* _THE EXERCISE_
Leave the pictures out and print every record below exactly as it stands.

— start PROVIDED RECORDS —

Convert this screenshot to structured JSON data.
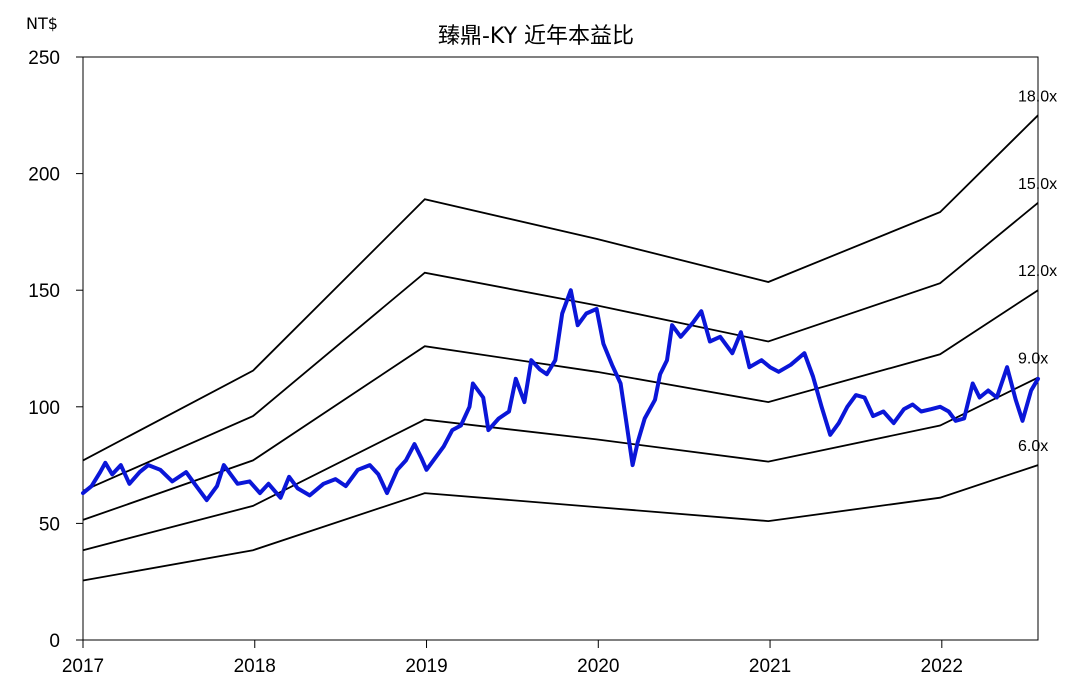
{
  "chart_data": {
    "type": "line",
    "title": "臻鼎-KY 近年本益比",
    "ylabel_unit": "NT$",
    "xlim": [
      2017,
      2022.56
    ],
    "ylim": [
      0,
      250
    ],
    "x_ticks": [
      "2017",
      "2018",
      "2019",
      "2020",
      "2021",
      "2022"
    ],
    "y_ticks": [
      "0",
      "50",
      "100",
      "150",
      "200",
      "250"
    ],
    "grid": false,
    "pe_bands": [
      {
        "name": "6.0x",
        "values": [
          [
            2017.0,
            25.5
          ],
          [
            2017.99,
            38.5
          ],
          [
            2018.99,
            63
          ],
          [
            2019.99,
            57
          ],
          [
            2020.99,
            51
          ],
          [
            2021.99,
            61
          ],
          [
            2022.56,
            75
          ]
        ]
      },
      {
        "name": "9.0x",
        "values": [
          [
            2017.0,
            38.5
          ],
          [
            2017.99,
            57.5
          ],
          [
            2018.99,
            94.5
          ],
          [
            2019.99,
            86
          ],
          [
            2020.99,
            76.5
          ],
          [
            2021.99,
            92
          ],
          [
            2022.56,
            112.5
          ]
        ]
      },
      {
        "name": "12.0x",
        "values": [
          [
            2017.0,
            51.5
          ],
          [
            2017.99,
            77
          ],
          [
            2018.99,
            126
          ],
          [
            2019.99,
            115
          ],
          [
            2020.99,
            102
          ],
          [
            2021.99,
            122.5
          ],
          [
            2022.56,
            150
          ]
        ]
      },
      {
        "name": "15.0x",
        "values": [
          [
            2017.0,
            64
          ],
          [
            2017.99,
            96
          ],
          [
            2018.99,
            157.5
          ],
          [
            2019.99,
            143.5
          ],
          [
            2020.99,
            128
          ],
          [
            2021.99,
            153
          ],
          [
            2022.56,
            187.5
          ]
        ]
      },
      {
        "name": "18.0x",
        "values": [
          [
            2017.0,
            77
          ],
          [
            2017.99,
            115.5
          ],
          [
            2018.99,
            189
          ],
          [
            2019.99,
            172
          ],
          [
            2020.99,
            153.5
          ],
          [
            2021.99,
            183.5
          ],
          [
            2022.56,
            225
          ]
        ]
      }
    ],
    "price_series": {
      "color": "#0a16d8",
      "values": [
        [
          2017.0,
          63
        ],
        [
          2017.05,
          66
        ],
        [
          2017.1,
          72
        ],
        [
          2017.13,
          76
        ],
        [
          2017.17,
          71
        ],
        [
          2017.22,
          75
        ],
        [
          2017.27,
          67
        ],
        [
          2017.33,
          72
        ],
        [
          2017.38,
          75
        ],
        [
          2017.45,
          73
        ],
        [
          2017.52,
          68
        ],
        [
          2017.6,
          72
        ],
        [
          2017.65,
          67
        ],
        [
          2017.72,
          60
        ],
        [
          2017.78,
          66
        ],
        [
          2017.82,
          75
        ],
        [
          2017.9,
          67
        ],
        [
          2017.97,
          68
        ],
        [
          2018.03,
          63
        ],
        [
          2018.08,
          67
        ],
        [
          2018.15,
          61
        ],
        [
          2018.2,
          70
        ],
        [
          2018.25,
          65
        ],
        [
          2018.32,
          62
        ],
        [
          2018.4,
          67
        ],
        [
          2018.47,
          69
        ],
        [
          2018.53,
          66
        ],
        [
          2018.6,
          73
        ],
        [
          2018.67,
          75
        ],
        [
          2018.72,
          71
        ],
        [
          2018.77,
          63
        ],
        [
          2018.83,
          73
        ],
        [
          2018.88,
          77
        ],
        [
          2018.93,
          84
        ],
        [
          2018.97,
          78
        ],
        [
          2019.0,
          73
        ],
        [
          2019.04,
          77
        ],
        [
          2019.1,
          83
        ],
        [
          2019.15,
          90
        ],
        [
          2019.2,
          92
        ],
        [
          2019.25,
          100
        ],
        [
          2019.27,
          110
        ],
        [
          2019.33,
          104
        ],
        [
          2019.36,
          90
        ],
        [
          2019.42,
          95
        ],
        [
          2019.48,
          98
        ],
        [
          2019.52,
          112
        ],
        [
          2019.57,
          102
        ],
        [
          2019.61,
          120
        ],
        [
          2019.66,
          116
        ],
        [
          2019.7,
          114
        ],
        [
          2019.75,
          120
        ],
        [
          2019.79,
          140
        ],
        [
          2019.84,
          150
        ],
        [
          2019.88,
          135
        ],
        [
          2019.93,
          140
        ],
        [
          2019.99,
          142
        ],
        [
          2020.03,
          127
        ],
        [
          2020.08,
          118
        ],
        [
          2020.13,
          110
        ],
        [
          2020.16,
          95
        ],
        [
          2020.2,
          75
        ],
        [
          2020.23,
          85
        ],
        [
          2020.27,
          95
        ],
        [
          2020.33,
          103
        ],
        [
          2020.36,
          114
        ],
        [
          2020.4,
          120
        ],
        [
          2020.43,
          135
        ],
        [
          2020.48,
          130
        ],
        [
          2020.55,
          136
        ],
        [
          2020.6,
          141
        ],
        [
          2020.65,
          128
        ],
        [
          2020.71,
          130
        ],
        [
          2020.78,
          123
        ],
        [
          2020.83,
          132
        ],
        [
          2020.88,
          117
        ],
        [
          2020.95,
          120
        ],
        [
          2021.0,
          117
        ],
        [
          2021.05,
          115
        ],
        [
          2021.12,
          118
        ],
        [
          2021.2,
          123
        ],
        [
          2021.25,
          113
        ],
        [
          2021.3,
          100
        ],
        [
          2021.35,
          88
        ],
        [
          2021.4,
          93
        ],
        [
          2021.45,
          100
        ],
        [
          2021.5,
          105
        ],
        [
          2021.55,
          104
        ],
        [
          2021.6,
          96
        ],
        [
          2021.66,
          98
        ],
        [
          2021.72,
          93
        ],
        [
          2021.78,
          99
        ],
        [
          2021.83,
          101
        ],
        [
          2021.88,
          98
        ],
        [
          2021.94,
          99
        ],
        [
          2021.99,
          100
        ],
        [
          2022.04,
          98
        ],
        [
          2022.08,
          94
        ],
        [
          2022.13,
          95
        ],
        [
          2022.18,
          110
        ],
        [
          2022.22,
          104
        ],
        [
          2022.27,
          107
        ],
        [
          2022.32,
          104
        ],
        [
          2022.38,
          117
        ],
        [
          2022.43,
          103
        ],
        [
          2022.47,
          94
        ],
        [
          2022.52,
          107
        ],
        [
          2022.56,
          112
        ]
      ]
    }
  }
}
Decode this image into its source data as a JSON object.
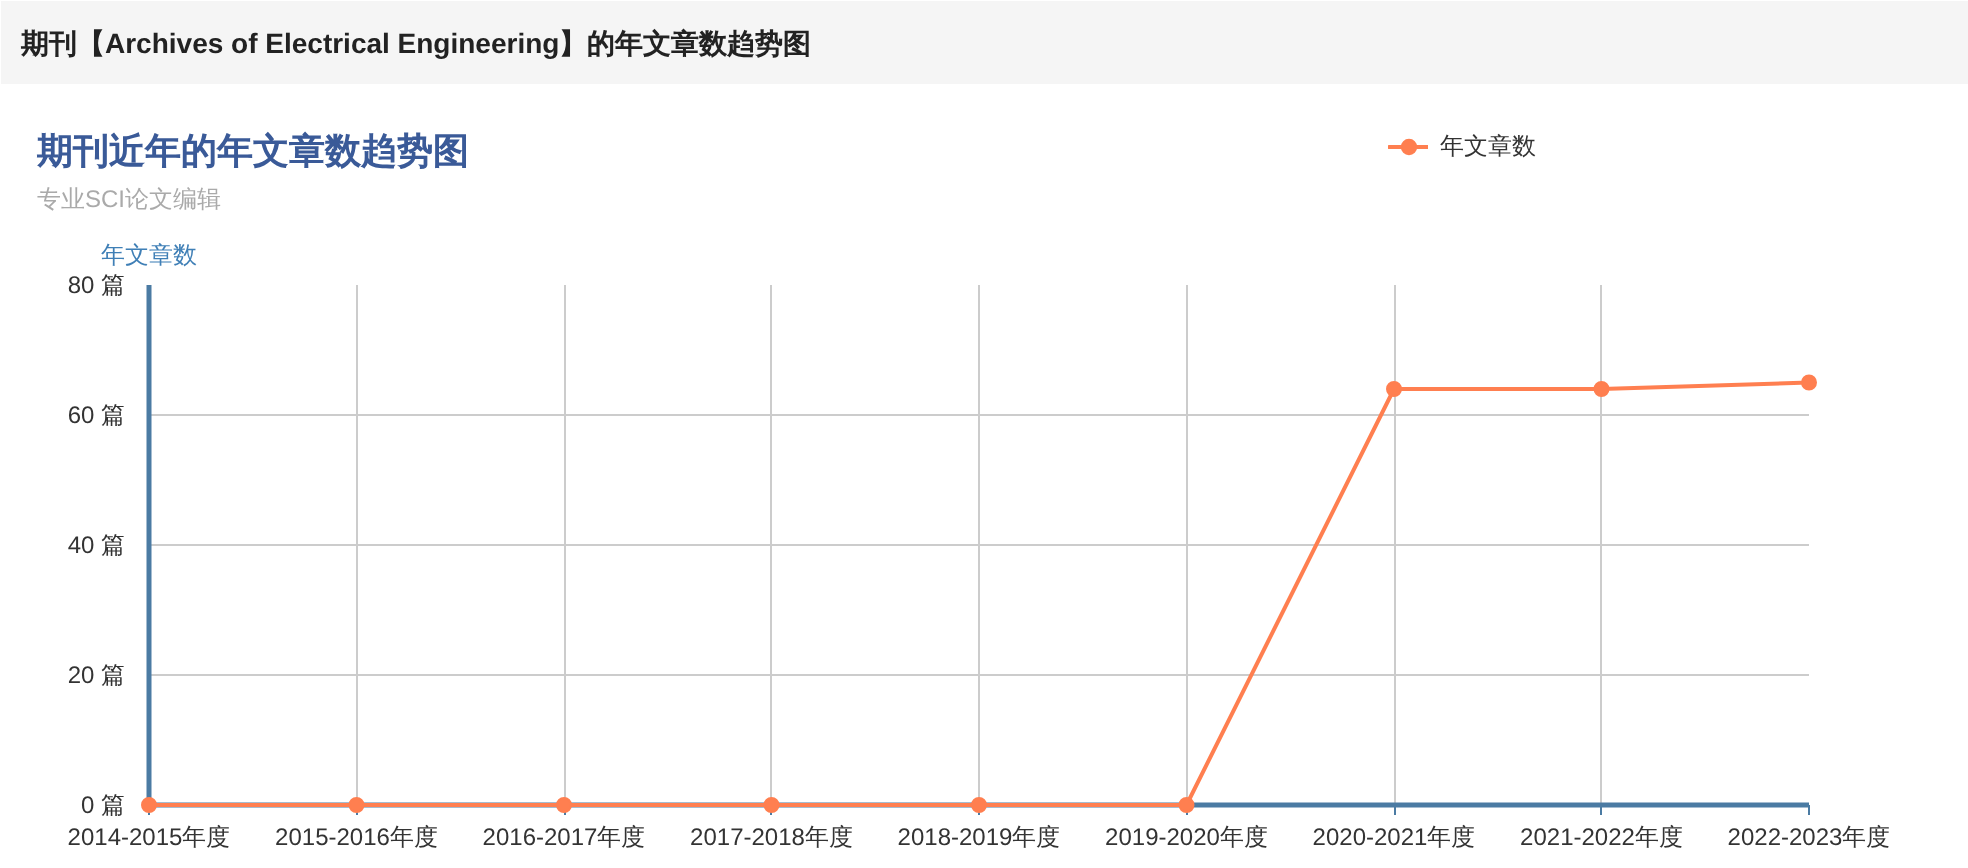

— end PROVIDED RECORDS —

* _THE OUTPUT_
Convert this screenshot to structured JSON data.
{
  "chart_data": {
    "type": "line",
    "title": "臻鼎-KY 近年本益比",
    "ylabel_unit": "NT$",
    "xlim": [
      2017,
      2022.56
    ],
    "ylim": [
      0,
      250
    ],
    "x_ticks": [
      "2017",
      "2018",
      "2019",
      "2020",
      "2021",
      "2022"
    ],
    "y_ticks": [
      "0",
      "50",
      "100",
      "150",
      "200",
      "250"
    ],
    "grid": false,
    "pe_bands": [
      {
        "name": "6.0x",
        "values": [
          [
            2017.0,
            25.5
          ],
          [
            2017.99,
            38.5
          ],
          [
            2018.99,
            63
          ],
          [
            2019.99,
            57
          ],
          [
            2020.99,
            51
          ],
          [
            2021.99,
            61
          ],
          [
            2022.56,
            75
          ]
        ]
      },
      {
        "name": "9.0x",
        "values": [
          [
            2017.0,
            38.5
          ],
          [
            2017.99,
            57.5
          ],
          [
            2018.99,
            94.5
          ],
          [
            2019.99,
            86
          ],
          [
            2020.99,
            76.5
          ],
          [
            2021.99,
            92
          ],
          [
            2022.56,
            112.5
          ]
        ]
      },
      {
        "name": "12.0x",
        "values": [
          [
            2017.0,
            51.5
          ],
          [
            2017.99,
            77
          ],
          [
            2018.99,
            126
          ],
          [
            2019.99,
            115
          ],
          [
            2020.99,
            102
          ],
          [
            2021.99,
            122.5
          ],
          [
            2022.56,
            150
          ]
        ]
      },
      {
        "name": "15.0x",
        "values": [
          [
            2017.0,
            64
          ],
          [
            2017.99,
            96
          ],
          [
            2018.99,
            157.5
          ],
          [
            2019.99,
            143.5
          ],
          [
            2020.99,
            128
          ],
          [
            2021.99,
            153
          ],
          [
            2022.56,
            187.5
          ]
        ]
      },
      {
        "name": "18.0x",
        "values": [
          [
            2017.0,
            77
          ],
          [
            2017.99,
            115.5
          ],
          [
            2018.99,
            189
          ],
          [
            2019.99,
            172
          ],
          [
            2020.99,
            153.5
          ],
          [
            2021.99,
            183.5
          ],
          [
            2022.56,
            225
          ]
        ]
      }
    ],
    "price_series": {
      "color": "#0a16d8",
      "values": [
        [
          2017.0,
          63
        ],
        [
          2017.05,
          66
        ],
        [
          2017.1,
          72
        ],
        [
          2017.13,
          76
        ],
        [
          2017.17,
          71
        ],
        [
          2017.22,
          75
        ],
        [
          2017.27,
          67
        ],
        [
          2017.33,
          72
        ],
        [
          2017.38,
          75
        ],
        [
          2017.45,
          73
        ],
        [
          2017.52,
          68
        ],
        [
          2017.6,
          72
        ],
        [
          2017.65,
          67
        ],
        [
          2017.72,
          60
        ],
        [
          2017.78,
          66
        ],
        [
          2017.82,
          75
        ],
        [
          2017.9,
          67
        ],
        [
          2017.97,
          68
        ],
        [
          2018.03,
          63
        ],
        [
          2018.08,
          67
        ],
        [
          2018.15,
          61
        ],
        [
          2018.2,
          70
        ],
        [
          2018.25,
          65
        ],
        [
          2018.32,
          62
        ],
        [
          2018.4,
          67
        ],
        [
          2018.47,
          69
        ],
        [
          2018.53,
          66
        ],
        [
          2018.6,
          73
        ],
        [
          2018.67,
          75
        ],
        [
          2018.72,
          71
        ],
        [
          2018.77,
          63
        ],
        [
          2018.83,
          73
        ],
        [
          2018.88,
          77
        ],
        [
          2018.93,
          84
        ],
        [
          2018.97,
          78
        ],
        [
          2019.0,
          73
        ],
        [
          2019.04,
          77
        ],
        [
          2019.1,
          83
        ],
        [
          2019.15,
          90
        ],
        [
          2019.2,
          92
        ],
        [
          2019.25,
          100
        ],
        [
          2019.27,
          110
        ],
        [
          2019.33,
          104
        ],
        [
          2019.36,
          90
        ],
        [
          2019.42,
          95
        ],
        [
          2019.48,
          98
        ],
        [
          2019.52,
          112
        ],
        [
          2019.57,
          102
        ],
        [
          2019.61,
          120
        ],
        [
          2019.66,
          116
        ],
        [
          2019.7,
          114
        ],
        [
          2019.75,
          120
        ],
        [
          2019.79,
          140
        ],
        [
          2019.84,
          150
        ],
        [
          2019.88,
          135
        ],
        [
          2019.93,
          140
        ],
        [
          2019.99,
          142
        ],
        [
          2020.03,
          127
        ],
        [
          2020.08,
          118
        ],
        [
          2020.13,
          110
        ],
        [
          2020.16,
          95
        ],
        [
          2020.2,
          75
        ],
        [
          2020.23,
          85
        ],
        [
          2020.27,
          95
        ],
        [
          2020.33,
          103
        ],
        [
          2020.36,
          114
        ],
        [
          2020.4,
          120
        ],
        [
          2020.43,
          135
        ],
        [
          2020.48,
          130
        ],
        [
          2020.55,
          136
        ],
        [
          2020.6,
          141
        ],
        [
          2020.65,
          128
        ],
        [
          2020.71,
          130
        ],
        [
          2020.78,
          123
        ],
        [
          2020.83,
          132
        ],
        [
          2020.88,
          117
        ],
        [
          2020.95,
          120
        ],
        [
          2021.0,
          117
        ],
        [
          2021.05,
          115
        ],
        [
          2021.12,
          118
        ],
        [
          2021.2,
          123
        ],
        [
          2021.25,
          113
        ],
        [
          2021.3,
          100
        ],
        [
          2021.35,
          88
        ],
        [
          2021.4,
          93
        ],
        [
          2021.45,
          100
        ],
        [
          2021.5,
          105
        ],
        [
          2021.55,
          104
        ],
        [
          2021.6,
          96
        ],
        [
          2021.66,
          98
        ],
        [
          2021.72,
          93
        ],
        [
          2021.78,
          99
        ],
        [
          2021.83,
          101
        ],
        [
          2021.88,
          98
        ],
        [
          2021.94,
          99
        ],
        [
          2021.99,
          100
        ],
        [
          2022.04,
          98
        ],
        [
          2022.08,
          94
        ],
        [
          2022.13,
          95
        ],
        [
          2022.18,
          110
        ],
        [
          2022.22,
          104
        ],
        [
          2022.27,
          107
        ],
        [
          2022.32,
          104
        ],
        [
          2022.38,
          117
        ],
        [
          2022.43,
          103
        ],
        [
          2022.47,
          94
        ],
        [
          2022.52,
          107
        ],
        [
          2022.56,
          112
        ]
      ]
    }
  }
}
Decode this image into its source data as a JSON object.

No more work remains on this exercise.